» **What is being asked**
Gather, from the data below, each line in which the word "увеличить" occurs.

── Given data

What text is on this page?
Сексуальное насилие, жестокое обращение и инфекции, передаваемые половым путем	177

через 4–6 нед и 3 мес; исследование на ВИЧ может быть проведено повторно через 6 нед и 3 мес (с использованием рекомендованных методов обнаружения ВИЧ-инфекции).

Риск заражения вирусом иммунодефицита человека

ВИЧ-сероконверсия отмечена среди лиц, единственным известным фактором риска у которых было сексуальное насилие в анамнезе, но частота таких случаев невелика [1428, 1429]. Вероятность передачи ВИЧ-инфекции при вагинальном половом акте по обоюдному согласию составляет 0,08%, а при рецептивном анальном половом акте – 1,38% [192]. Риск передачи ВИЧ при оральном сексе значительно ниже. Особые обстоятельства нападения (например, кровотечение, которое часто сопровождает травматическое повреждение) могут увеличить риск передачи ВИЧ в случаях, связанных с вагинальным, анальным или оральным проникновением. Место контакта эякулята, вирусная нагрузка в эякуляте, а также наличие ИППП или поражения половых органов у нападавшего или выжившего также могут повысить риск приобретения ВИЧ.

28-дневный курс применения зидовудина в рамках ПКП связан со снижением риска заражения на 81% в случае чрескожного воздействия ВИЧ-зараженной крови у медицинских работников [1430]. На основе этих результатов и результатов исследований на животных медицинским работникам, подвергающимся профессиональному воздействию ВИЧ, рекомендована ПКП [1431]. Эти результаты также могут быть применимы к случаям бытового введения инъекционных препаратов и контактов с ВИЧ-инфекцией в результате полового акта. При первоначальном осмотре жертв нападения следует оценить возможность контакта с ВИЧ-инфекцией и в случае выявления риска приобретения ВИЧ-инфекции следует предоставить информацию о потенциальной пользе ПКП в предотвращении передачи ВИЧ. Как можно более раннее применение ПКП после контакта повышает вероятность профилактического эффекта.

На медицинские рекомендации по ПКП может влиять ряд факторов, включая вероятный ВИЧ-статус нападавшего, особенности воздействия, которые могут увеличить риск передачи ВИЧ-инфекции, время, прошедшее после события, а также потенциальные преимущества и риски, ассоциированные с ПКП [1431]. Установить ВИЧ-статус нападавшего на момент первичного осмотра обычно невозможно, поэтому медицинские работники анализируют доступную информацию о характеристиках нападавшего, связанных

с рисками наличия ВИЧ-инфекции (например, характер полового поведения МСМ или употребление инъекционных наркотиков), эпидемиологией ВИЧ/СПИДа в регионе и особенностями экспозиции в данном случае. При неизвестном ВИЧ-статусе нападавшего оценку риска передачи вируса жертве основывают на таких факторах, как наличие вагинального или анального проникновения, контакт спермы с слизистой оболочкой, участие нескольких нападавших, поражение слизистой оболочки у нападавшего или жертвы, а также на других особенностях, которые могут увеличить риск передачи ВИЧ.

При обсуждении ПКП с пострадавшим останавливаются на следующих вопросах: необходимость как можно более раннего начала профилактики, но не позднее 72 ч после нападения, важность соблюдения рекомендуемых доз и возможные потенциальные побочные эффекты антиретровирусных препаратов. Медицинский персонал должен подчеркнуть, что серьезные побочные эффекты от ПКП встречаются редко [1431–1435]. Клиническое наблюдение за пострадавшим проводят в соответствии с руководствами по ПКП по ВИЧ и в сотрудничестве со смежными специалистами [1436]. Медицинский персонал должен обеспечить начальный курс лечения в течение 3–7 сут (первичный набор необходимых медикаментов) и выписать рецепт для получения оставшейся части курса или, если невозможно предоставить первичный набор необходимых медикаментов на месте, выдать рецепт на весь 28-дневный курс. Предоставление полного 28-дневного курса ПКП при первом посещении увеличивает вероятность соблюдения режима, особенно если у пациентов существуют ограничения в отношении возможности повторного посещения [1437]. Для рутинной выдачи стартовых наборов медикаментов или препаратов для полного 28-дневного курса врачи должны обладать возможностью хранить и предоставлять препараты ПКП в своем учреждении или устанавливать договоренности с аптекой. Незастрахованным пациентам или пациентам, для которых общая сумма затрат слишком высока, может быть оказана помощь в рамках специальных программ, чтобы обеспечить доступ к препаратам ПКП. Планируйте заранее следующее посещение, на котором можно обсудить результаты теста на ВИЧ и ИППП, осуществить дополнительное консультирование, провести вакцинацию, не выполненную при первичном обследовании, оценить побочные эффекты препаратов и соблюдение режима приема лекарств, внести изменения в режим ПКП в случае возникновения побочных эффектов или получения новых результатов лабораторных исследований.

────

» **Full solution**
ВИЧ-сероконверсия отмечена среди лиц, единственным известным фактором риска у которых было сексуальное насилие в анамнезе, но частота таких случаев невелика [1428, 1429]. Вероятность передачи ВИЧ-инфекции при вагинальном половом акте по обоюдному согласию составляет 0,08%, а при рецептивном анальном половом акте – 1,38% [192]. Риск передачи ВИЧ при оральном сексе значительно ниже. Особые обстоятельства нападения (например, кровотечение, которое часто сопровождает травматическое повреждение) могут увеличить риск передачи ВИЧ в случаях, связанных с вагинальным, анальным или оральным проникновением. Место контакта эякулята, вирусная нагрузка в эякуляте, а также наличие ИППП или поражения половых органов у нападавшего или выжившего также могут повысить риск приобретения ВИЧ.
На медицинские рекомендации по ПКП может влиять ряд факторов, включая вероятный ВИЧ-статус нападавшего, особенности воздействия, которые могут увеличить риск передачи ВИЧ-инфекции, время, прошедшее после события, а также потенциальные преимущества и риски, ассоциированные с ПКП [1431]. Установить ВИЧ-статус нападавшего на момент первичного осмотра обычно невозможно, поэтому медицинские работники анализируют доступную информацию о характеристиках нападавшего, связанных
с рисками наличия ВИЧ-инфекции (например, характер полового поведения МСМ или употребление инъекционных наркотиков), эпидемиологией ВИЧ/СПИДа в регионе и особенностями экспозиции в данном случае. При неизвестном ВИЧ-статусе нападавшего оценку риска передачи вируса жертве основывают на таких факторах, как наличие вагинального или анального проникновения, контакт спермы с слизистой оболочкой, участие нескольких нападавших, поражение слизистой оболочки у нападавшего или жертвы, а также на других особенностях, которые могут увеличить риск передачи ВИЧ.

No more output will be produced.